### Aim of the exercise
Write down every entry below once more, exactly.
┌────────
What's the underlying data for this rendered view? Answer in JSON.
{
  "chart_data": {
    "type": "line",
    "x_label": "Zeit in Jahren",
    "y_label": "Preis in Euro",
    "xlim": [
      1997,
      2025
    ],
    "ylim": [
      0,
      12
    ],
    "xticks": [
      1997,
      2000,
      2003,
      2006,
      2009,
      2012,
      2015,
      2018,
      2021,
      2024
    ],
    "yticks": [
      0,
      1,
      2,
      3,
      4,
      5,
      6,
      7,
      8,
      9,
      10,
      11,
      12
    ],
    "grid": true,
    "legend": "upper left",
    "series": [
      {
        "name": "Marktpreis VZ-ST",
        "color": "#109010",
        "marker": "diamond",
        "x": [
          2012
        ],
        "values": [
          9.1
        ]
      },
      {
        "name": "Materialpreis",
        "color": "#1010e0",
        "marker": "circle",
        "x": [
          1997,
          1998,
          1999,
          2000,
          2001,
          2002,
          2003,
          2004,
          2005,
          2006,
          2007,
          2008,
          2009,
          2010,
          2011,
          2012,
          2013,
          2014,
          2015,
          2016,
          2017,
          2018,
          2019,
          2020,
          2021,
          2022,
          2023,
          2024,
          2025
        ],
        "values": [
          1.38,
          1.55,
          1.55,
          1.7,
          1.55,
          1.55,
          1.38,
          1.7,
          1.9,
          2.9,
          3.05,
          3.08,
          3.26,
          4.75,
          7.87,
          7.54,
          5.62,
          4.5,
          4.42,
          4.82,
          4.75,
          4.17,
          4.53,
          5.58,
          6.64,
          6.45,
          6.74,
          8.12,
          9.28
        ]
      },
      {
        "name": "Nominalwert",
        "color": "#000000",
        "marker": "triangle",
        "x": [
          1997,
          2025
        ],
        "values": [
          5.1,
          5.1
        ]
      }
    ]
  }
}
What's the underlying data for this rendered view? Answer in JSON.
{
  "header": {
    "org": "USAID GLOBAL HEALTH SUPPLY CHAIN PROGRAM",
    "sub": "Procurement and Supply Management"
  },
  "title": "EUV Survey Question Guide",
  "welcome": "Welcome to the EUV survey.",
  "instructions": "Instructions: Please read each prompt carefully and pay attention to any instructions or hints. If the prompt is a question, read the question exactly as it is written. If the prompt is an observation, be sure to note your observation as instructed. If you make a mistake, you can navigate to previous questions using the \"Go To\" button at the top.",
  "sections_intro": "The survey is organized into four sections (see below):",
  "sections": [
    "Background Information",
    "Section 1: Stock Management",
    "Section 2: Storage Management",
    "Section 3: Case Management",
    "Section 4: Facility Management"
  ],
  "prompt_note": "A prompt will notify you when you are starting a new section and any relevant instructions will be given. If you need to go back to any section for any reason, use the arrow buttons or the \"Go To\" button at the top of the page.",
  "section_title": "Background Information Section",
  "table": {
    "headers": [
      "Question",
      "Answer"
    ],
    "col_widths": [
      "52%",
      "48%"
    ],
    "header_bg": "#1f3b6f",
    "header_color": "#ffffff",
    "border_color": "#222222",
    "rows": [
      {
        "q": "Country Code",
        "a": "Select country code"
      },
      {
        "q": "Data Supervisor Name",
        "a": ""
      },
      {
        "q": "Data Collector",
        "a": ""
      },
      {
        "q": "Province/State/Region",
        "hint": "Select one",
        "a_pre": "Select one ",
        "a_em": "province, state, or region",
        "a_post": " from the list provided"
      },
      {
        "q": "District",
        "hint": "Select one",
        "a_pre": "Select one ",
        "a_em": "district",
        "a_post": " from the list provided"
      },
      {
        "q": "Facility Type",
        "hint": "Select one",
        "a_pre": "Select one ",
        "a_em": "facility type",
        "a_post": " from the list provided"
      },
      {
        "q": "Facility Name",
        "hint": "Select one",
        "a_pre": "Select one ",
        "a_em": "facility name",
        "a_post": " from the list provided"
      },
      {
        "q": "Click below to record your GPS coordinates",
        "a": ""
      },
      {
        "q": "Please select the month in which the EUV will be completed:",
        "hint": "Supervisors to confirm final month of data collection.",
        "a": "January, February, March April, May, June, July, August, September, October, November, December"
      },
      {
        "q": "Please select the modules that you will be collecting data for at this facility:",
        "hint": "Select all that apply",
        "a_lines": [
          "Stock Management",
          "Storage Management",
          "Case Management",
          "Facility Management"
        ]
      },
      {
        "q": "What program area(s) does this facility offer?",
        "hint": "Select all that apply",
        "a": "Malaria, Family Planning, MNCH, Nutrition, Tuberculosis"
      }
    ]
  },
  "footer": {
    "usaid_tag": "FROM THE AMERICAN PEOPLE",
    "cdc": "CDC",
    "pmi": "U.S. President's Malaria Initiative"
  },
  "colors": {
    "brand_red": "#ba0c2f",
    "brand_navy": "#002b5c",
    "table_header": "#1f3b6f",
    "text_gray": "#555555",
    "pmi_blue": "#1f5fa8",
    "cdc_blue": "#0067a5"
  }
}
└────────
### Finished answer
What's the underlying data for this rendered view? Answer in JSON.
{
  "chart_data": {
    "type": "line",
    "x_label": "Zeit in Jahren",
    "y_label": "Preis in Euro",
    "xlim": [
      1997,
      2025
    ],
    "ylim": [
      0,
      12
    ],
    "xticks": [
      1997,
      2000,
      2003,
      2006,
      2009,
      2012,
      2015,
      2018,
      2021,
      2024
    ],
    "yticks": [
      0,
      1,
      2,
      3,
      4,
      5,
      6,
      7,
      8,
      9,
      10,
      11,
      12
    ],
    "grid": true,
    "legend": "upper left",
    "series": [
      {
        "name": "Marktpreis VZ-ST",
        "color": "#109010",
        "marker": "diamond",
        "x": [
          2012
        ],
        "values": [
          9.1
        ]
      },
      {
        "name": "Materialpreis",
        "color": "#1010e0",
        "marker": "circle",
        "x": [
          1997,
          1998,
          1999,
          2000,
          2001,
          2002,
          2003,
          2004,
          2005,
          2006,
          2007,
          2008,
          2009,
          2010,
          2011,
          2012,
          2013,
          2014,
          2015,
          2016,
          2017,
          2018,
          2019,
          2020,
          2021,
          2022,
          2023,
          2024,
          2025
        ],
        "values": [
          1.38,
          1.55,
          1.55,
          1.7,
          1.55,
          1.55,
          1.38,
          1.7,
          1.9,
          2.9,
          3.05,
          3.08,
          3.26,
          4.75,
          7.87,
          7.54,
          5.62,
          4.5,
          4.42,
          4.82,
          4.75,
          4.17,
          4.53,
          5.58,
          6.64,
          6.45,
          6.74,
          8.12,
          9.28
        ]
      },
      {
        "name": "Nominalwert",
        "color": "#000000",
        "marker": "triangle",
        "x": [
          1997,
          2025
        ],
        "values": [
          5.1,
          5.1
        ]
      }
    ]
  }
}
What's the underlying data for this rendered view? Answer in JSON.
{
  "header": {
    "org": "USAID GLOBAL HEALTH SUPPLY CHAIN PROGRAM",
    "sub": "Procurement and Supply Management"
  },
  "title": "EUV Survey Question Guide",
  "welcome": "Welcome to the EUV survey.",
  "instructions": "Instructions: Please read each prompt carefully and pay attention to any instructions or hints. If the prompt is a question, read the question exactly as it is written. If the prompt is an observation, be sure to note your observation as instructed. If you make a mistake, you can navigate to previous questions using the \"Go To\" button at the top.",
  "sections_intro": "The survey is organized into four sections (see below):",
  "sections": [
    "Background Information",
    "Section 1: Stock Management",
    "Section 2: Storage Management",
    "Section 3: Case Management",
    "Section 4: Facility Management"
  ],
  "prompt_note": "A prompt will notify you when you are starting a new section and any relevant instructions will be given. If you need to go back to any section for any reason, use the arrow buttons or the \"Go To\" button at the top of the page.",
  "section_title": "Background Information Section",
  "table": {
    "headers": [
      "Question",
      "Answer"
    ],
    "col_widths": [
      "52%",
      "48%"
    ],
    "header_bg": "#1f3b6f",
    "header_color": "#ffffff",
    "border_color": "#222222",
    "rows": [
      {
        "q": "Country Code",
        "a": "Select country code"
      },
      {
        "q": "Data Supervisor Name",
        "a": ""
      },
      {
        "q": "Data Collector",
        "a": ""
      },
      {
        "q": "Province/State/Region",
        "hint": "Select one",
        "a_pre": "Select one ",
        "a_em": "province, state, or region",
        "a_post": " from the list provided"
      },
      {
        "q": "District",
        "hint": "Select one",
        "a_pre": "Select one ",
        "a_em": "district",
        "a_post": " from the list provided"
      },
      {
        "q": "Facility Type",
        "hint": "Select one",
        "a_pre": "Select one ",
        "a_em": "facility type",
        "a_post": " from the list provided"
      },
      {
        "q": "Facility Name",
        "hint": "Select one",
        "a_pre": "Select one ",
        "a_em": "facility name",
        "a_post": " from the list provided"
      },
      {
        "q": "Click below to record your GPS coordinates",
        "a": ""
      },
      {
        "q": "Please select the month in which the EUV will be completed:",
        "hint": "Supervisors to confirm final month of data collection.",
        "a": "January, February, March April, May, June, July, August, September, October, November, December"
      },
      {
        "q": "Please select the modules that you will be collecting data for at this facility:",
        "hint": "Select all that apply",
        "a_lines": [
          "Stock Management",
          "Storage Management",
          "Case Management",
          "Facility Management"
        ]
      },
      {
        "q": "What program area(s) does this facility offer?",
        "hint": "Select all that apply",
        "a": "Malaria, Family Planning, MNCH, Nutrition, Tuberculosis"
      }
    ]
  },
  "footer": {
    "usaid_tag": "FROM THE AMERICAN PEOPLE",
    "cdc": "CDC",
    "pmi": "U.S. President's Malaria Initiative"
  },
  "colors": {
    "brand_red": "#ba0c2f",
    "brand_navy": "#002b5c",
    "table_header": "#1f3b6f",
    "text_gray": "#555555",
    "pmi_blue": "#1f5fa8",
    "cdc_blue": "#0067a5"
  }
}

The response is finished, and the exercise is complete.